_Exercise requirements:_
Work out how many lines hold the string "text". The answer is a single number, nothing more.

(Saved entries)
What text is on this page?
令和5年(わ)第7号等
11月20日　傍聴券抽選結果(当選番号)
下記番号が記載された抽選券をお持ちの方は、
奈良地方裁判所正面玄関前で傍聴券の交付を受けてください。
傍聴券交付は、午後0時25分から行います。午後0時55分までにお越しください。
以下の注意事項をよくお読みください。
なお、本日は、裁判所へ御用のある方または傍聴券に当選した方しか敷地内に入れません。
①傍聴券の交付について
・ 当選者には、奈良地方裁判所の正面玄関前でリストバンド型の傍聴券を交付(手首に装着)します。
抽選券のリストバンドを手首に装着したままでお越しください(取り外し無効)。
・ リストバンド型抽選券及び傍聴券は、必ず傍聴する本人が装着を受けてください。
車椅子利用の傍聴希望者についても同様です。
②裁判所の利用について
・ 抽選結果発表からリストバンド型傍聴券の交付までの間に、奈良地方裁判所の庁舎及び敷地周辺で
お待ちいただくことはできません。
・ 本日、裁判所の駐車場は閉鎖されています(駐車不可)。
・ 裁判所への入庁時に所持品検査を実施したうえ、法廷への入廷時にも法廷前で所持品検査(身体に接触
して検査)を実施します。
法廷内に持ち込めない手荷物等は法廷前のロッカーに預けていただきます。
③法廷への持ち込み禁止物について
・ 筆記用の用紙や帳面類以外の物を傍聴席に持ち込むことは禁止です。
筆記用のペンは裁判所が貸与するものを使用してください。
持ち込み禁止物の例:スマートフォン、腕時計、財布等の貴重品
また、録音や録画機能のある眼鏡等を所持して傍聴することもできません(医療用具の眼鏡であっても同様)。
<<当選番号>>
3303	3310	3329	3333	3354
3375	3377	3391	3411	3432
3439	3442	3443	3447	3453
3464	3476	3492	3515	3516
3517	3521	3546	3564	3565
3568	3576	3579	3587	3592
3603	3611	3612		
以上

--

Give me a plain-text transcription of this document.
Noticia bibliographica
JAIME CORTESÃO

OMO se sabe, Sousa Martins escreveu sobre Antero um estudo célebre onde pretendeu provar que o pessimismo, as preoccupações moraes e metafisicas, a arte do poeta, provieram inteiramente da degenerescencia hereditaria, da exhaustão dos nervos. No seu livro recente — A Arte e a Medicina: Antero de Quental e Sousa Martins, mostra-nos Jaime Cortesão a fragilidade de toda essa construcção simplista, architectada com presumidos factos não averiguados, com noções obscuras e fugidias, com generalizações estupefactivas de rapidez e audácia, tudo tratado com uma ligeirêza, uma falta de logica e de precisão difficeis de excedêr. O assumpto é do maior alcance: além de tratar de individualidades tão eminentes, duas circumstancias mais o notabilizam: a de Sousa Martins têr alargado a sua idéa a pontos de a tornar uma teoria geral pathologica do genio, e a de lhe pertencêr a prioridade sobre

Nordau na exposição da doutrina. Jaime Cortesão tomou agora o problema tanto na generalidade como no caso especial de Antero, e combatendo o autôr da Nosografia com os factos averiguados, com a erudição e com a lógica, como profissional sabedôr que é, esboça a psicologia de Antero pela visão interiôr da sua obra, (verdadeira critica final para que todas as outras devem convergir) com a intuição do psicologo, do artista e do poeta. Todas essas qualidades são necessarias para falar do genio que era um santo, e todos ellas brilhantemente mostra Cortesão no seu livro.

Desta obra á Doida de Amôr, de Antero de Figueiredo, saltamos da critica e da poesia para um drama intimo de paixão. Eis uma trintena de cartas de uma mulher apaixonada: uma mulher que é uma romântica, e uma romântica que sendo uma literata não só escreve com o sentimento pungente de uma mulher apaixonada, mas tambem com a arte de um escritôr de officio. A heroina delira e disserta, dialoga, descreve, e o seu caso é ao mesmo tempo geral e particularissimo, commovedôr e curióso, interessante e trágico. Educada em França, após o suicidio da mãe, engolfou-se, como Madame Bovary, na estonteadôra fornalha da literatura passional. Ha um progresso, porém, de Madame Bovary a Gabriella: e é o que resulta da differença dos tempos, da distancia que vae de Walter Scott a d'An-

_Result of this exercise:_
2